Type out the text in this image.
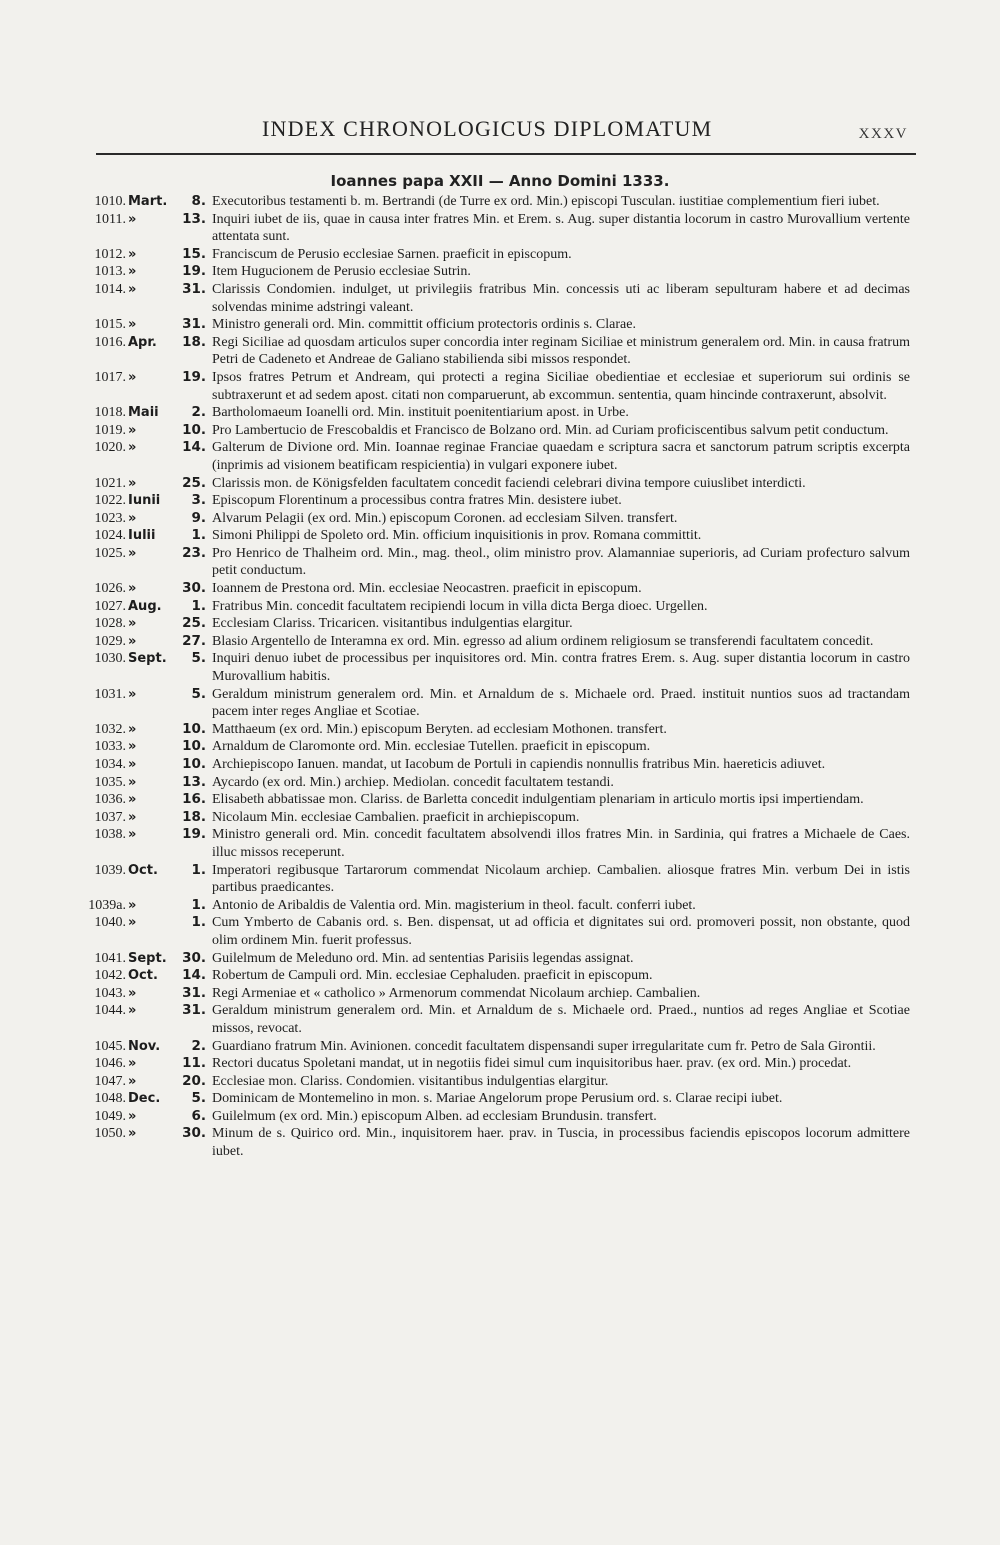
INDEX CHRONOLOGICUS DIPLOMATUM	XXXV
Ioannes papa XXII — Anno Domini 1333.
1010. Mart.	8. Executoribus testamenti b. m. Bertrandi (de Turre ex ord. Min.) episcopi Tusculan. iustitiae complementium fieri iubet.
1011. »	13. Inquiri iubet de iis, quae in causa inter fratres Min. et Erem. s. Aug. super distantia locorum in castro Murovallium vertente attentata sunt.
1012. »	15. Franciscum de Perusio ecclesiae Sarnen. praeficit in episcopum.
1013. »	19. Item Hugucionem de Perusio ecclesiae Sutrin.
1014. »	31. Clarissis Condomien. indulget, ut privilegiis fratribus Min. concessis uti ac liberam sepulturam habere et ad decimas solvendas minime adstringi valeant.
1015. »	31. Ministro generali ord. Min. committit officium protectoris ordinis s. Clarae.
1016. Apr.	18. Regi Siciliae ad quosdam articulos super concordia inter reginam Siciliae et ministrum generalem ord. Min. in causa fratrum Petri de Cadeneto et Andreae de Galiano stabilienda sibi missos respondet.
1017. »	19. Ipsos fratres Petrum et Andream, qui protecti a regina Siciliae obedientiae et ecclesiae et superiorum sui ordinis se subtraxerunt et ad sedem apost. citati non comparuerunt, ab excommun. sententia, quam hincinde contraxerunt, absolvit.
1018. Maii	2. Bartholomaeum Ioanelli ord. Min. instituit poenitentiarium apost. in Urbe.
1019. »	10. Pro Lambertucio de Frescobaldis et Francisco de Bolzano ord. Min. ad Curiam proficiscentibus salvum petit conductum.
1020. »	14. Galterum de Divione ord. Min. Ioannae reginae Franciae quaedam e scriptura sacra et sanctorum patrum scriptis excerpta (inprimis ad visionem beatificam respicientia) in vulgari exponere iubet.
1021. »	25. Clarissis mon. de Königsfelden facultatem concedit faciendi celebrari divina tempore cuiuslibet interdicti.
1022. Iunii	3. Episcopum Florentinum a processibus contra fratres Min. desistere iubet.
1023. »	9. Alvarum Pelagii (ex ord. Min.) episcopum Coronen. ad ecclesiam Silven. transfert.
1024. Iulii	1. Simoni Philippi de Spoleto ord. Min. officium inquisitionis in prov. Romana committit.
1025. »	23. Pro Henrico de Thalheim ord. Min., mag. theol., olim ministro prov. Alamanniae superioris, ad Curiam profecturo salvum petit conductum.
1026. »	30. Ioannem de Prestona ord. Min. ecclesiae Neocastren. praeficit in episcopum.
1027. Aug.	1. Fratribus Min. concedit facultatem recipiendi locum in villa dicta Berga dioec. Urgellen.
1028. »	25. Ecclesiam Clariss. Tricaricen. visitantibus indulgentias elargitur.
1029. »	27. Blasio Argentello de Interamna ex ord. Min. egresso ad alium ordinem religiosum se transferendi facultatem concedit.
1030. Sept.	5. Inquiri denuo iubet de processibus per inquisitores ord. Min. contra fratres Erem. s. Aug. super distantia locorum in castro Murovallium habitis.
1031. »	5. Geraldum ministrum generalem ord. Min. et Arnaldum de s. Michaele ord. Praed. instituit nuntios suos ad tractandam pacem inter reges Angliae et Scotiae.
1032. »	10. Matthaeum (ex ord. Min.) episcopum Beryten. ad ecclesiam Mothonen. transfert.
1033. »	10. Arnaldum de Claromonte ord. Min. ecclesiae Tutellen. praeficit in episcopum.
1034. »	10. Archiepiscopo Ianuen. mandat, ut Iacobum de Portuli in capiendis nonnullis fratribus Min. haereticis adiuvet.
1035. »	13. Aycardo (ex ord. Min.) archiep. Mediolan. concedit facultatem testandi.
1036. »	16. Elisabeth abbatissae mon. Clariss. de Barletta concedit indulgentiam plenariam in articulo mortis ipsi impertiendam.
1037. »	18. Nicolaum Min. ecclesiae Cambalien. praeficit in archiepiscopum.
1038. »	19. Ministro generali ord. Min. concedit facultatem absolvendi illos fratres Min. in Sardinia, qui fratres a Michaele de Caes. illuc missos receperunt.
1039. Oct.	1. Imperatori regibusque Tartarorum commendat Nicolaum archiep. Cambalien. aliosque fratres Min. verbum Dei in istis partibus praedicantes.
1039a. »	1. Antonio de Aribaldis de Valentia ord. Min. magisterium in theol. facult. conferri iubet.
1040. »	1. Cum Ymberto de Cabanis ord. s. Ben. dispensat, ut ad officia et dignitates sui ord. promoveri possit, non obstante, quod olim ordinem Min. fuerit professus.
1041. Sept.	30. Guilelmum de Meleduno ord. Min. ad sententias Parisiis legendas assignat.
1042. Oct.	14. Robertum de Campuli ord. Min. ecclesiae Cephaluden. praeficit in episcopum.
1043. »	31. Regi Armeniae et « catholico » Armenorum commendat Nicolaum archiep. Cambalien.
1044. »	31. Geraldum ministrum generalem ord. Min. et Arnaldum de s. Michaele ord. Praed., nuntios ad reges Angliae et Scotiae missos, revocat.
1045. Nov.	2. Guardiano fratrum Min. Avinionen. concedit facultatem dispensandi super irregularitate cum fr. Petro de Sala Girontii.
1046. »	11. Rectori ducatus Spoletani mandat, ut in negotiis fidei simul cum inquisitoribus haer. prav. (ex ord. Min.) procedat.
1047. »	20. Ecclesiae mon. Clariss. Condomien. visitantibus indulgentias elargitur.
1048. Dec.	5. Dominicam de Montemelino in mon. s. Mariae Angelorum prope Perusium ord. s. Clarae recipi iubet.
1049. »	6. Guilelmum (ex ord. Min.) episcopum Alben. ad ecclesiam Brundusin. transfert.
1050. »	30. Minum de s. Quirico ord. Min., inquisitorem haer. prav. in Tuscia, in processibus faciendis episcopos locorum admittere iubet.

-------------------------

• TO BE DONE: Word for word, quote the full listing, omitting every picture.

• SOLUTION FOR THIS EXERCISE:
Type out the text in this image.
INDEX CHRONOLOGICUS DIPLOMATUM	XXXV
Ioannes papa XXII — Anno Domini 1333.
1010. Mart.	8. Executoribus testamenti b. m. Bertrandi (de Turre ex ord. Min.) episcopi Tusculan. iustitiae complementium fieri iubet.
1011. »	13. Inquiri iubet de iis, quae in causa inter fratres Min. et Erem. s. Aug. super distantia locorum in castro Murovallium vertente attentata sunt.
1012. »	15. Franciscum de Perusio ecclesiae Sarnen. praeficit in episcopum.
1013. »	19. Item Hugucionem de Perusio ecclesiae Sutrin.
1014. »	31. Clarissis Condomien. indulget, ut privilegiis fratribus Min. concessis uti ac liberam sepulturam habere et ad decimas solvendas minime adstringi valeant.
1015. »	31. Ministro generali ord. Min. committit officium protectoris ordinis s. Clarae.
1016. Apr.	18. Regi Siciliae ad quosdam articulos super concordia inter reginam Siciliae et ministrum generalem ord. Min. in causa fratrum Petri de Cadeneto et Andreae de Galiano stabilienda sibi missos respondet.
1017. »	19. Ipsos fratres Petrum et Andream, qui protecti a regina Siciliae obedientiae et ecclesiae et superiorum sui ordinis se subtraxerunt et ad sedem apost. citati non comparuerunt, ab excommun. sententia, quam hincinde contraxerunt, absolvit.
1018. Maii	2. Bartholomaeum Ioanelli ord. Min. instituit poenitentiarium apost. in Urbe.
1019. »	10. Pro Lambertucio de Frescobaldis et Francisco de Bolzano ord. Min. ad Curiam proficiscentibus salvum petit conductum.
1020. »	14. Galterum de Divione ord. Min. Ioannae reginae Franciae quaedam e scriptura sacra et sanctorum patrum scriptis excerpta (inprimis ad visionem beatificam respicientia) in vulgari exponere iubet.
1021. »	25. Clarissis mon. de Königsfelden facultatem concedit faciendi celebrari divina tempore cuiuslibet interdicti.
1022. Iunii	3. Episcopum Florentinum a processibus contra fratres Min. desistere iubet.
1023. »	9. Alvarum Pelagii (ex ord. Min.) episcopum Coronen. ad ecclesiam Silven. transfert.
1024. Iulii	1. Simoni Philippi de Spoleto ord. Min. officium inquisitionis in prov. Romana committit.
1025. »	23. Pro Henrico de Thalheim ord. Min., mag. theol., olim ministro prov. Alamanniae superioris, ad Curiam profecturo salvum petit conductum.
1026. »	30. Ioannem de Prestona ord. Min. ecclesiae Neocastren. praeficit in episcopum.
1027. Aug.	1. Fratribus Min. concedit facultatem recipiendi locum in villa dicta Berga dioec. Urgellen.
1028. »	25. Ecclesiam Clariss. Tricaricen. visitantibus indulgentias elargitur.
1029. »	27. Blasio Argentello de Interamna ex ord. Min. egresso ad alium ordinem religiosum se transferendi facultatem concedit.
1030. Sept.	5. Inquiri denuo iubet de processibus per inquisitores ord. Min. contra fratres Erem. s. Aug. super distantia locorum in castro Murovallium habitis.
1031. »	5. Geraldum ministrum generalem ord. Min. et Arnaldum de s. Michaele ord. Praed. instituit nuntios suos ad tractandam pacem inter reges Angliae et Scotiae.
1032. »	10. Matthaeum (ex ord. Min.) episcopum Beryten. ad ecclesiam Mothonen. transfert.
1033. »	10. Arnaldum de Claromonte ord. Min. ecclesiae Tutellen. praeficit in episcopum.
1034. »	10. Archiepiscopo Ianuen. mandat, ut Iacobum de Portuli in capiendis nonnullis fratribus Min. haereticis adiuvet.
1035. »	13. Aycardo (ex ord. Min.) archiep. Mediolan. concedit facultatem testandi.
1036. »	16. Elisabeth abbatissae mon. Clariss. de Barletta concedit indulgentiam plenariam in articulo mortis ipsi impertiendam.
1037. »	18. Nicolaum Min. ecclesiae Cambalien. praeficit in archiepiscopum.
1038. »	19. Ministro generali ord. Min. concedit facultatem absolvendi illos fratres Min. in Sardinia, qui fratres a Michaele de Caes. illuc missos receperunt.
1039. Oct.	1. Imperatori regibusque Tartarorum commendat Nicolaum archiep. Cambalien. aliosque fratres Min. verbum Dei in istis partibus praedicantes.
1039a. »	1. Antonio de Aribaldis de Valentia ord. Min. magisterium in theol. facult. conferri iubet.
1040. »	1. Cum Ymberto de Cabanis ord. s. Ben. dispensat, ut ad officia et dignitates sui ord. promoveri possit, non obstante, quod olim ordinem Min. fuerit professus.
1041. Sept.	30. Guilelmum de Meleduno ord. Min. ad sententias Parisiis legendas assignat.
1042. Oct.	14. Robertum de Campuli ord. Min. ecclesiae Cephaluden. praeficit in episcopum.
1043. »	31. Regi Armeniae et « catholico » Armenorum commendat Nicolaum archiep. Cambalien.
1044. »	31. Geraldum ministrum generalem ord. Min. et Arnaldum de s. Michaele ord. Praed., nuntios ad reges Angliae et Scotiae missos, revocat.
1045. Nov.	2. Guardiano fratrum Min. Avinionen. concedit facultatem dispensandi super irregularitate cum fr. Petro de Sala Girontii.
1046. »	11. Rectori ducatus Spoletani mandat, ut in negotiis fidei simul cum inquisitoribus haer. prav. (ex ord. Min.) procedat.
1047. »	20. Ecclesiae mon. Clariss. Condomien. visitantibus indulgentias elargitur.
1048. Dec.	5. Dominicam de Montemelino in mon. s. Mariae Angelorum prope Perusium ord. s. Clarae recipi iubet.
1049. »	6. Guilelmum (ex ord. Min.) episcopum Alben. ad ecclesiam Brundusin. transfert.
1050. »	30. Minum de s. Quirico ord. Min., inquisitorem haer. prav. in Tuscia, in processibus faciendis episcopos locorum admittere iubet.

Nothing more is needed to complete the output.